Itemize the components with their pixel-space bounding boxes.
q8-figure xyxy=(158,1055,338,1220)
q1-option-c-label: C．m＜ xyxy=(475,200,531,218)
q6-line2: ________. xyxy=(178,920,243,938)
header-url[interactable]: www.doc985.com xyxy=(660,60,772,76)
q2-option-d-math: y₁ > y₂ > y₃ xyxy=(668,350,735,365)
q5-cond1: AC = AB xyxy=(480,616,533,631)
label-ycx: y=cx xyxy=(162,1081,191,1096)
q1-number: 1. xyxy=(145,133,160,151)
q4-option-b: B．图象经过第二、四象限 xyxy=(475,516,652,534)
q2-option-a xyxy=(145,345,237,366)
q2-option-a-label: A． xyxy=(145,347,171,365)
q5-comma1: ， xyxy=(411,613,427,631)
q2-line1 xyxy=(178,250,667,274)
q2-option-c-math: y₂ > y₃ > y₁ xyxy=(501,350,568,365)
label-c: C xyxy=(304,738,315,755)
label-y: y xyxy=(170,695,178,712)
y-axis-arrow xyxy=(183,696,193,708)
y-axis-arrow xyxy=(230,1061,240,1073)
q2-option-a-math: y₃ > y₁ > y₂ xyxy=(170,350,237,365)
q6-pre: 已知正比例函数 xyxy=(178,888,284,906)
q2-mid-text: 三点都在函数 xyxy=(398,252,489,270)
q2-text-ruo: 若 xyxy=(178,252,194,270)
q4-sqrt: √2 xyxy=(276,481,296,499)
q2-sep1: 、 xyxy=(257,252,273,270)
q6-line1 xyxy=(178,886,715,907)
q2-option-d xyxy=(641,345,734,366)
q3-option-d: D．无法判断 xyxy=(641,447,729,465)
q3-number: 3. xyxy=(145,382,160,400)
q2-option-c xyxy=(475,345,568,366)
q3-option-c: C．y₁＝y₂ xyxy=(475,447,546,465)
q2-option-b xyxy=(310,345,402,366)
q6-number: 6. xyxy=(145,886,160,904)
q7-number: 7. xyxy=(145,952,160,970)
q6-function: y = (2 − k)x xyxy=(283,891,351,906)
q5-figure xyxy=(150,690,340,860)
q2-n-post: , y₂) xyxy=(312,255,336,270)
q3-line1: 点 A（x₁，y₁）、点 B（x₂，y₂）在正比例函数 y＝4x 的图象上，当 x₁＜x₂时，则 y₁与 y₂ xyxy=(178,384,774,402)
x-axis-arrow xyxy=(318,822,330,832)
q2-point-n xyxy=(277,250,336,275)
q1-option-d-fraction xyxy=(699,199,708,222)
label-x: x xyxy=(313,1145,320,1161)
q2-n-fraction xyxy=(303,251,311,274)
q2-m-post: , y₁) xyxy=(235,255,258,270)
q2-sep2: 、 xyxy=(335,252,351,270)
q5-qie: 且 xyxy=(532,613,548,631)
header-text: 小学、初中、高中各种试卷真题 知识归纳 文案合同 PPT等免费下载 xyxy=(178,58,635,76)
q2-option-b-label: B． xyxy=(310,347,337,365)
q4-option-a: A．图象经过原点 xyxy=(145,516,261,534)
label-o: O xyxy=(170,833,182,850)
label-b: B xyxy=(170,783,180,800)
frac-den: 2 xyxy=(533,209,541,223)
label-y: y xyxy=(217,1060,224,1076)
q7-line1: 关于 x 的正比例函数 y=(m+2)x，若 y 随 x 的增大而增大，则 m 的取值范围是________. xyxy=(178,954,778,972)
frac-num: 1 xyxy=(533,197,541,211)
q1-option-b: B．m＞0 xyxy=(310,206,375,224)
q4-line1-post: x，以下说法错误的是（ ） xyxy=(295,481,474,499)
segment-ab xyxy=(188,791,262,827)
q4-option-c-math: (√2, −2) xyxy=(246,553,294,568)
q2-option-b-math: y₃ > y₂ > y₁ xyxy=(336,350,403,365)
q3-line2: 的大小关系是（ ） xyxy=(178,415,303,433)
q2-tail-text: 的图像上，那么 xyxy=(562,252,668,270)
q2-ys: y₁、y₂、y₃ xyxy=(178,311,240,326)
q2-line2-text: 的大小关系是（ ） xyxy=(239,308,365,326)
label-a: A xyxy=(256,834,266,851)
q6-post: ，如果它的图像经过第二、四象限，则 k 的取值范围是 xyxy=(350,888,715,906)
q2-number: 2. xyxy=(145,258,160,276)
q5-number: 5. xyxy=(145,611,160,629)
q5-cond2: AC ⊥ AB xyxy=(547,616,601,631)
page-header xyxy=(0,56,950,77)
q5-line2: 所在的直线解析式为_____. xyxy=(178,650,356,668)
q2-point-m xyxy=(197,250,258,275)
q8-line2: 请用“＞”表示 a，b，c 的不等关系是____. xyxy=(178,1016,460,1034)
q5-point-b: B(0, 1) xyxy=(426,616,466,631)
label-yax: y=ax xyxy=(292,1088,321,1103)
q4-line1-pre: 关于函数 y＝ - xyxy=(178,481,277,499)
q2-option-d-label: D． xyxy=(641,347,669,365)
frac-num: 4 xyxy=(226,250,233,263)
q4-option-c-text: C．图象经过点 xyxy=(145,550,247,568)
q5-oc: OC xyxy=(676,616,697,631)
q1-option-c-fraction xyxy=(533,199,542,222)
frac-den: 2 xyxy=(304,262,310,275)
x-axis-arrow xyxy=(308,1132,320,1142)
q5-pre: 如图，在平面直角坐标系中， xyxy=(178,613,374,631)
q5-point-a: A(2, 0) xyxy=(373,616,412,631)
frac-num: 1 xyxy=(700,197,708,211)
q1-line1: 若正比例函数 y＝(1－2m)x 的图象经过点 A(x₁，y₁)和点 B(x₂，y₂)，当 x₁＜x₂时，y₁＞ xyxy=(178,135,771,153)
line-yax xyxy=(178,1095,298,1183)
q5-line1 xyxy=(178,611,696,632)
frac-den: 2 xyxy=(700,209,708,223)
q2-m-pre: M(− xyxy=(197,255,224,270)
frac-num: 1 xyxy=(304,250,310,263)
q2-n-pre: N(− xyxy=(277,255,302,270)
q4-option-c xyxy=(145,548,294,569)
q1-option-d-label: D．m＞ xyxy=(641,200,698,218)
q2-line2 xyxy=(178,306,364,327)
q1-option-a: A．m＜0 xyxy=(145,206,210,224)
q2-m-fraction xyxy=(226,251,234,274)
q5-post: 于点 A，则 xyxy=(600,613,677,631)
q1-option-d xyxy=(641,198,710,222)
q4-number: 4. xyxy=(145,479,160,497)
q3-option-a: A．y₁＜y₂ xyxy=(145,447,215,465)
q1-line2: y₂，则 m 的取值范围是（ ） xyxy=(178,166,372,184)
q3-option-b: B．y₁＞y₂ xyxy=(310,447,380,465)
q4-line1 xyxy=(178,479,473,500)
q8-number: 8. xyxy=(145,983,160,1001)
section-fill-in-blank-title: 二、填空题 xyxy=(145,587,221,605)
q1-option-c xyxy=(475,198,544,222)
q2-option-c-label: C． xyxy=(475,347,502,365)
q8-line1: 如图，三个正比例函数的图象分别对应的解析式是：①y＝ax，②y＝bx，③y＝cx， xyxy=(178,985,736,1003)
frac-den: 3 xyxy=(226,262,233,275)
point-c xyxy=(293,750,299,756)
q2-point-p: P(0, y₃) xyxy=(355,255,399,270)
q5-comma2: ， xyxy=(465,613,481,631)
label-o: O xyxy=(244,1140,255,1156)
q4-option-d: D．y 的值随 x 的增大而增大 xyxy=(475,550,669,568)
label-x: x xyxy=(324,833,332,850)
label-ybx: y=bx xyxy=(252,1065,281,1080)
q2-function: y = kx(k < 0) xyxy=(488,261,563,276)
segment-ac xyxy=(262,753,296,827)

::::

• WHAT IS BEING ASKED:
Write out the entries above without any change, from the first line through the line containing "q1-option-d-fraction xyxy=(699,199,708,222)", including both of those lines.

• FULL RESPONSE:
Itemize the components with their pixel-space bounding boxes.
q8-figure xyxy=(158,1055,338,1220)
q1-option-c-label: C．m＜ xyxy=(475,200,531,218)
q6-line2: ________. xyxy=(178,920,243,938)
header-url[interactable]: www.doc985.com xyxy=(660,60,772,76)
q2-option-d-math: y₁ > y₂ > y₃ xyxy=(668,350,735,365)
q5-cond1: AC = AB xyxy=(480,616,533,631)
label-ycx: y=cx xyxy=(162,1081,191,1096)
q1-number: 1. xyxy=(145,133,160,151)
q4-option-b: B．图象经过第二、四象限 xyxy=(475,516,652,534)
q2-option-a xyxy=(145,345,237,366)
q2-option-a-label: A． xyxy=(145,347,171,365)
q5-comma1: ， xyxy=(411,613,427,631)
q2-line1 xyxy=(178,250,667,274)
q2-option-c-math: y₂ > y₃ > y₁ xyxy=(501,350,568,365)
label-c: C xyxy=(304,738,315,755)
label-y: y xyxy=(170,695,178,712)
y-axis-arrow xyxy=(183,696,193,708)
y-axis-arrow xyxy=(230,1061,240,1073)
q2-option-a-math: y₃ > y₁ > y₂ xyxy=(170,350,237,365)
q6-pre: 已知正比例函数 xyxy=(178,888,284,906)
q2-mid-text: 三点都在函数 xyxy=(398,252,489,270)
q2-text-ruo: 若 xyxy=(178,252,194,270)
q4-sqrt: √2 xyxy=(276,481,296,499)
q2-sep1: 、 xyxy=(257,252,273,270)
q6-line1 xyxy=(178,886,715,907)
q2-option-d xyxy=(641,345,734,366)
q3-option-d: D．无法判断 xyxy=(641,447,729,465)
q3-number: 3. xyxy=(145,382,160,400)
q2-option-c xyxy=(475,345,568,366)
q3-option-c: C．y₁＝y₂ xyxy=(475,447,546,465)
q2-option-b xyxy=(310,345,402,366)
q6-number: 6. xyxy=(145,886,160,904)
q7-number: 7. xyxy=(145,952,160,970)
q6-function: y = (2 − k)x xyxy=(283,891,351,906)
q5-figure xyxy=(150,690,340,860)
q2-n-post: , y₂) xyxy=(312,255,336,270)
q3-line1: 点 A（x₁，y₁）、点 B（x₂，y₂）在正比例函数 y＝4x 的图象上，当 x₁＜x₂时，则 y₁与 y₂ xyxy=(178,384,774,402)
x-axis-arrow xyxy=(318,822,330,832)
q2-point-n xyxy=(277,250,336,275)
q1-option-d-fraction xyxy=(699,199,708,222)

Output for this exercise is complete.